## Begin

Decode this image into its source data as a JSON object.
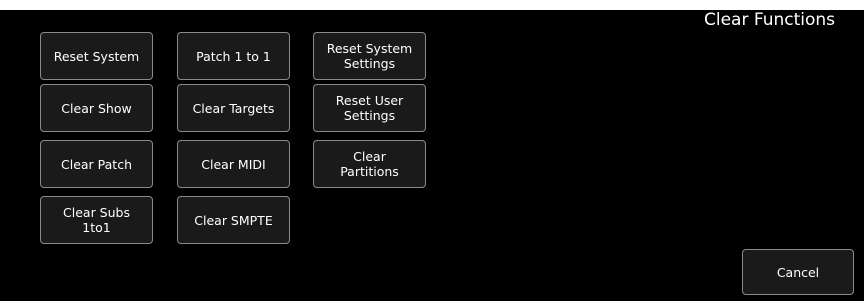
{
  "panel": {
    "title": "Clear Functions"
  },
  "buttons": {
    "reset_system": "Reset System",
    "clear_show": "Clear Show",
    "clear_patch": "Clear Patch",
    "clear_subs_1to1": "Clear Subs\n1to1",
    "patch_1_to_1": "Patch 1 to 1",
    "clear_targets": "Clear Targets",
    "clear_midi": "Clear MIDI",
    "clear_smpte": "Clear SMPTE",
    "reset_system_settings": "Reset System\nSettings",
    "reset_user_settings": "Reset User\nSettings",
    "clear_partitions": "Clear\nPartitions",
    "cancel": "Cancel"
  }
}
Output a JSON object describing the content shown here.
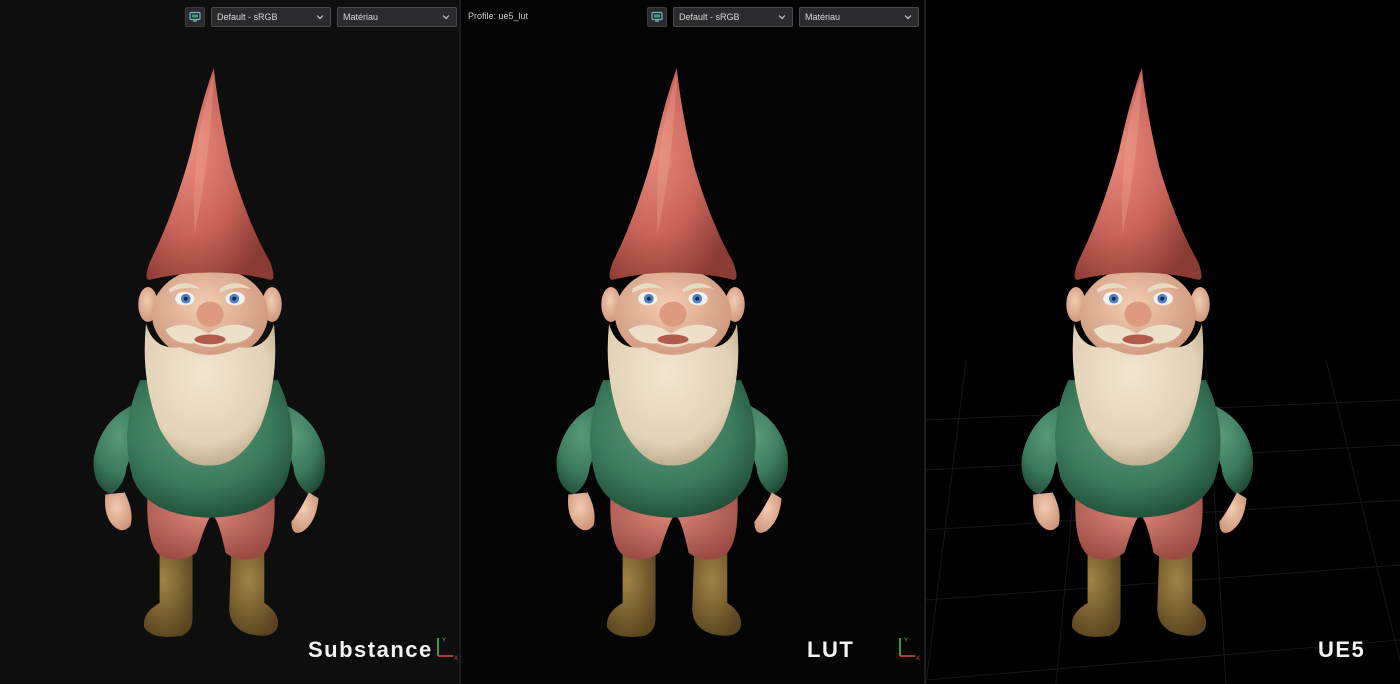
{
  "viewports": [
    {
      "caption": "Substance",
      "toolbar": {
        "display_profile": "Default - sRGB",
        "channel": "Matériau"
      },
      "axis": {
        "y": "Y",
        "x": "X"
      }
    },
    {
      "caption": "LUT",
      "profile_label": "Profile: ue5_lut",
      "toolbar": {
        "display_profile": "Default - sRGB",
        "channel": "Matériau"
      },
      "axis": {
        "y": "Y",
        "x": "X"
      }
    },
    {
      "caption": "UE5"
    }
  ],
  "colors": {
    "hat": "#c9645a",
    "beard": "#e2d2b6",
    "sweater": "#3c7a5c",
    "pants": "#c0675c",
    "boots": "#7a5f2c",
    "skin": "#e6b89a",
    "eyes": "#4c7fc4",
    "axis_y": "#39c06a",
    "axis_x": "#d8484c"
  },
  "icons": {
    "display_icon": "monitor-icon",
    "dropdown_icon": "chevron-down-icon"
  }
}
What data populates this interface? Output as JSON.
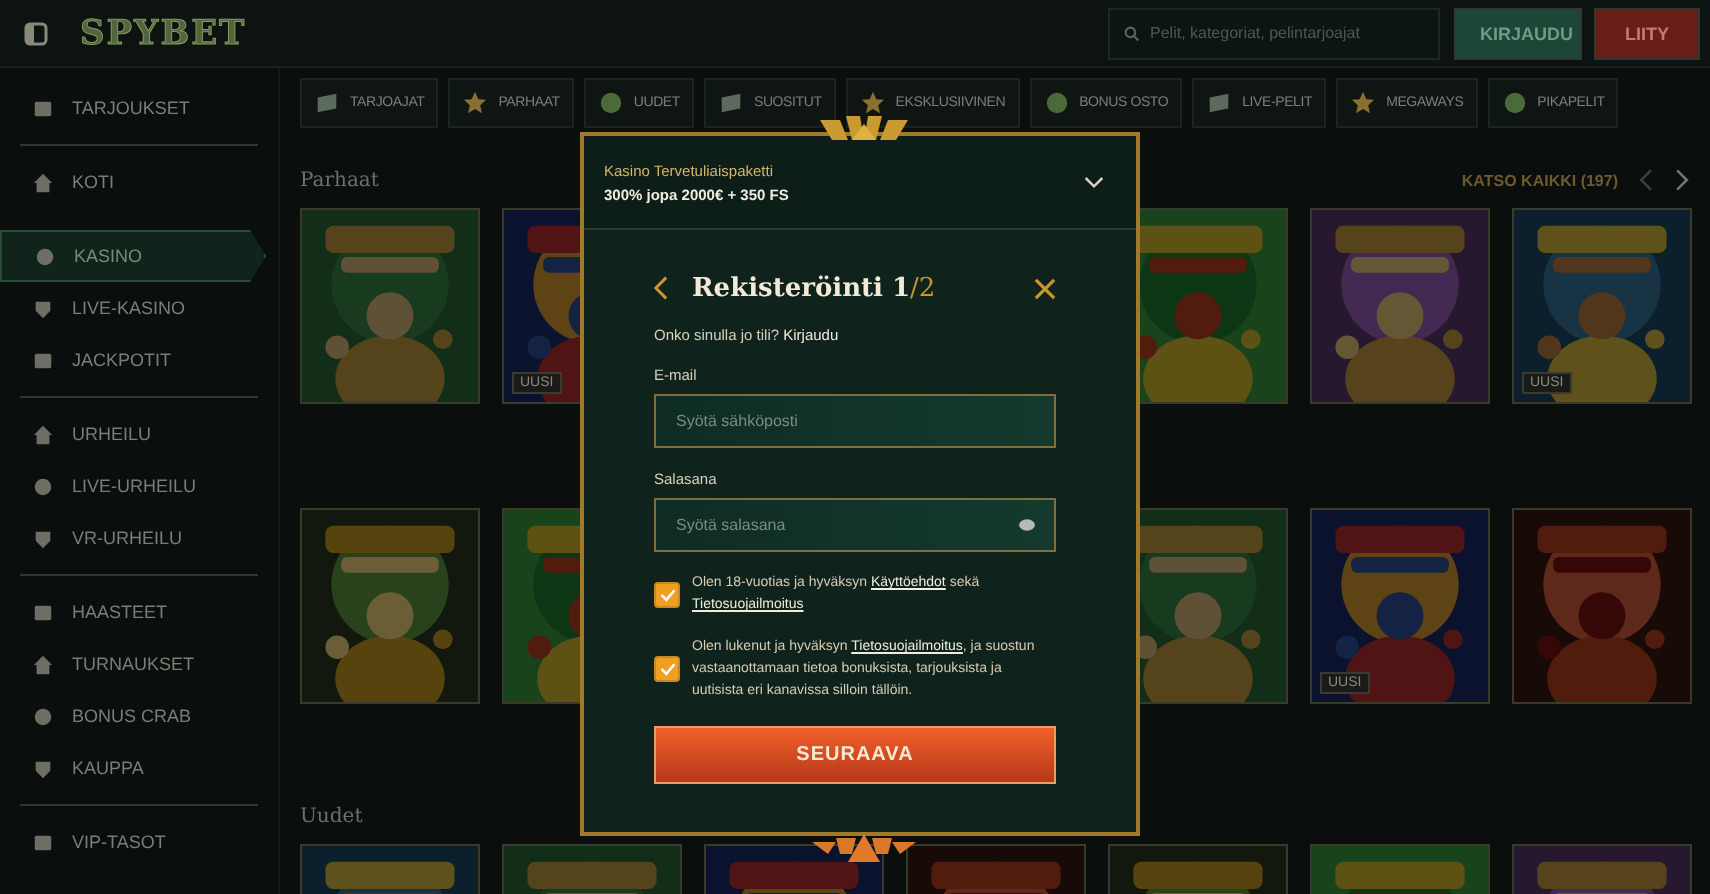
{
  "header": {
    "logo": "SPYBET",
    "search": {
      "placeholder": "Pelit, kategoriat, pelintarjoajat"
    },
    "buttons": [
      {
        "label": "KIRJAUDU",
        "kind": "login"
      },
      {
        "label": "LIITY",
        "kind": "join"
      }
    ]
  },
  "sidebar": {
    "groups": [
      {
        "separated": false,
        "items": [
          {
            "label": "TARJOUKSET",
            "selected": false
          }
        ]
      },
      {
        "separated": true,
        "items": [
          {
            "label": "KOTI",
            "selected": false
          }
        ]
      },
      {
        "separated": false,
        "items": [
          {
            "label": "KASINO",
            "selected": true
          },
          {
            "label": "LIVE-KASINO",
            "selected": false
          },
          {
            "label": "JACKPOTIT",
            "selected": false
          }
        ]
      },
      {
        "separated": true,
        "items": [
          {
            "label": "URHEILU",
            "selected": false
          },
          {
            "label": "LIVE-URHEILU",
            "selected": false
          },
          {
            "label": "VR-URHEILU",
            "selected": false
          }
        ]
      },
      {
        "separated": true,
        "items": [
          {
            "label": "HAASTEET",
            "selected": false
          },
          {
            "label": "TURNAUKSET",
            "selected": false
          },
          {
            "label": "BONUS CRAB",
            "selected": false
          },
          {
            "label": "KAUPPA",
            "selected": false
          }
        ]
      },
      {
        "separated": true,
        "items": [
          {
            "label": "VIP-TASOT",
            "selected": false
          }
        ]
      }
    ]
  },
  "categories": [
    {
      "label": "TARJOAJAT"
    },
    {
      "label": "PARHAAT"
    },
    {
      "label": "UUDET"
    },
    {
      "label": "SUOSITUT"
    },
    {
      "label": "EKSKLUSIIVINEN"
    },
    {
      "label": "BONUS OSTO"
    },
    {
      "label": "LIVE-PELIT"
    },
    {
      "label": "MEGAWAYS"
    },
    {
      "label": "PIKAPELIT"
    }
  ],
  "sections": [
    {
      "title": "Parhaat",
      "view_all": "KATSO KAIKKI (197)",
      "rows": [
        [
          {},
          {
            "badge": "UUSI"
          },
          {},
          {},
          {
            "badge": "UUSI"
          }
        ],
        [
          {},
          {},
          {},
          {
            "badge": "UUSI"
          },
          {}
        ]
      ]
    },
    {
      "title": "Uudet",
      "rows": [
        [
          {},
          {},
          {},
          {},
          {},
          {},
          {}
        ]
      ]
    }
  ],
  "dialog": {
    "promo": {
      "title": "Kasino Tervetuliaispaketti",
      "offer": "300% jopa 2000€ + 350 FS"
    },
    "title": "Rekisteröinti 1",
    "step_total": "/2",
    "login_prompt": {
      "text": "Onko sinulla jo tili? ",
      "link": "Kirjaudu"
    },
    "fields": [
      {
        "label": "E-mail",
        "placeholder": "Syötä sähköposti",
        "kind": "email"
      },
      {
        "label": "Salasana",
        "placeholder": "Syötä salasana",
        "kind": "password"
      }
    ],
    "consents": [
      {
        "checked": true,
        "parts": [
          {
            "text": "Olen 18-vuotias ja hyväksyn "
          },
          {
            "link": "Käyttöehdot"
          },
          {
            "text": " sekä "
          },
          {
            "link": "Tietosuojailmoitus"
          }
        ]
      },
      {
        "checked": true,
        "parts": [
          {
            "text": "Olen lukenut ja hyväksyn "
          },
          {
            "link": "Tietosuojailmoitus"
          },
          {
            "text": ", ja suostun vastaanottamaan tietoa bonuksista, tarjouksista ja uutisista eri kanavissa silloin tällöin."
          }
        ]
      }
    ],
    "submit": "SEURAAVA"
  }
}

## End

Short task: Print the complete listing exactly, apart from any pictures.

Output:
Decode this image into its source data as a JSON object.
{
  "panel": {
    "title": "Clear Functions"
  },
  "buttons": {
    "reset_system": "Reset System",
    "clear_show": "Clear Show",
    "clear_patch": "Clear Patch",
    "clear_subs_1to1": "Clear Subs\n1to1",
    "patch_1_to_1": "Patch 1 to 1",
    "clear_targets": "Clear Targets",
    "clear_midi": "Clear MIDI",
    "clear_smpte": "Clear SMPTE",
    "reset_system_settings": "Reset System\nSettings",
    "reset_user_settings": "Reset User\nSettings",
    "clear_partitions": "Clear\nPartitions",
    "cancel": "Cancel"
  }
}
Output a JSON object describing the content shown here.
{
  "viewports": [
    {
      "caption": "Substance",
      "toolbar": {
        "display_profile": "Default - sRGB",
        "channel": "Matériau"
      },
      "axis": {
        "y": "Y",
        "x": "X"
      }
    },
    {
      "caption": "LUT",
      "profile_label": "Profile: ue5_lut",
      "toolbar": {
        "display_profile": "Default - sRGB",
        "channel": "Matériau"
      },
      "axis": {
        "y": "Y",
        "x": "X"
      }
    },
    {
      "caption": "UE5"
    }
  ],
  "colors": {
    "hat": "#c9645a",
    "beard": "#e2d2b6",
    "sweater": "#3c7a5c",
    "pants": "#c0675c",
    "boots": "#7a5f2c",
    "skin": "#e6b89a",
    "eyes": "#4c7fc4",
    "axis_y": "#39c06a",
    "axis_x": "#d8484c"
  },
  "icons": {
    "display_icon": "monitor-icon",
    "dropdown_icon": "chevron-down-icon"
  }
}
What data populates this interface? Output as JSON.
{
  "header": {
    "logo": "SPYBET",
    "search": {
      "placeholder": "Pelit, kategoriat, pelintarjoajat"
    },
    "buttons": [
      {
        "label": "KIRJAUDU",
        "kind": "login"
      },
      {
        "label": "LIITY",
        "kind": "join"
      }
    ]
  },
  "sidebar": {
    "groups": [
      {
        "separated": false,
        "items": [
          {
            "label": "TARJOUKSET",
            "selected": false
          }
        ]
      },
      {
        "separated": true,
        "items": [
          {
            "label": "KOTI",
            "selected": false
          }
        ]
      },
      {
        "separated": false,
        "items": [
          {
            "label": "KASINO",
            "selected": true
          },
          {
            "label": "LIVE-KASINO",
            "selected": false
          },
          {
            "label": "JACKPOTIT",
            "selected": false
          }
        ]
      },
      {
        "separated": true,
        "items": [
          {
            "label": "URHEILU",
            "selected": false
          },
          {
            "label": "LIVE-URHEILU",
            "selected": false
          },
          {
            "label": "VR-URHEILU",
            "selected": false
          }
        ]
      },
      {
        "separated": true,
        "items": [
          {
            "label": "HAASTEET",
            "selected": false
          },
          {
            "label": "TURNAUKSET",
            "selected": false
          },
          {
            "label": "BONUS CRAB",
            "selected": false
          },
          {
            "label": "KAUPPA",
            "selected": false
          }
        ]
      },
      {
        "separated": true,
        "items": [
          {
            "label": "VIP-TASOT",
            "selected": false
          }
        ]
      }
    ]
  },
  "categories": [
    {
      "label": "TARJOAJAT"
    },
    {
      "label": "PARHAAT"
    },
    {
      "label": "UUDET"
    },
    {
      "label": "SUOSITUT"
    },
    {
      "label": "EKSKLUSIIVINEN"
    },
    {
      "label": "BONUS OSTO"
    },
    {
      "label": "LIVE-PELIT"
    },
    {
      "label": "MEGAWAYS"
    },
    {
      "label": "PIKAPELIT"
    }
  ],
  "sections": [
    {
      "title": "Parhaat",
      "view_all": "KATSO KAIKKI (197)",
      "rows": [
        [
          {},
          {
            "badge": "UUSI"
          },
          {},
          {},
          {
            "badge": "UUSI"
          }
        ],
        [
          {},
          {},
          {},
          {
            "badge": "UUSI"
          },
          {}
        ]
      ]
    },
    {
      "title": "Uudet",
      "rows": [
        [
          {},
          {},
          {},
          {},
          {},
          {},
          {}
        ]
      ]
    }
  ],
  "dialog": {
    "promo": {
      "title": "Kasino Tervetuliaispaketti",
      "offer": "300% jopa 2000€ + 350 FS"
    },
    "title": "Rekisteröinti 1",
    "step_total": "/2",
    "login_prompt": {
      "text": "Onko sinulla jo tili? ",
      "link": "Kirjaudu"
    },
    "fields": [
      {
        "label": "E-mail",
        "placeholder": "Syötä sähköposti",
        "kind": "email"
      },
      {
        "label": "Salasana",
        "placeholder": "Syötä salasana",
        "kind": "password"
      }
    ],
    "consents": [
      {
        "checked": true,
        "parts": [
          {
            "text": "Olen 18-vuotias ja hyväksyn "
          },
          {
            "link": "Käyttöehdot"
          },
          {
            "text": " sekä "
          },
          {
            "link": "Tietosuojailmoitus"
          }
        ]
      },
      {
        "checked": true,
        "parts": [
          {
            "text": "Olen lukenut ja hyväksyn "
          },
          {
            "link": "Tietosuojailmoitus"
          },
          {
            "text": ", ja suostun vastaanottamaan tietoa bonuksista, tarjouksista ja uutisista eri kanavissa silloin tällöin."
          }
        ]
      }
    ],
    "submit": "SEURAAVA"
  }
}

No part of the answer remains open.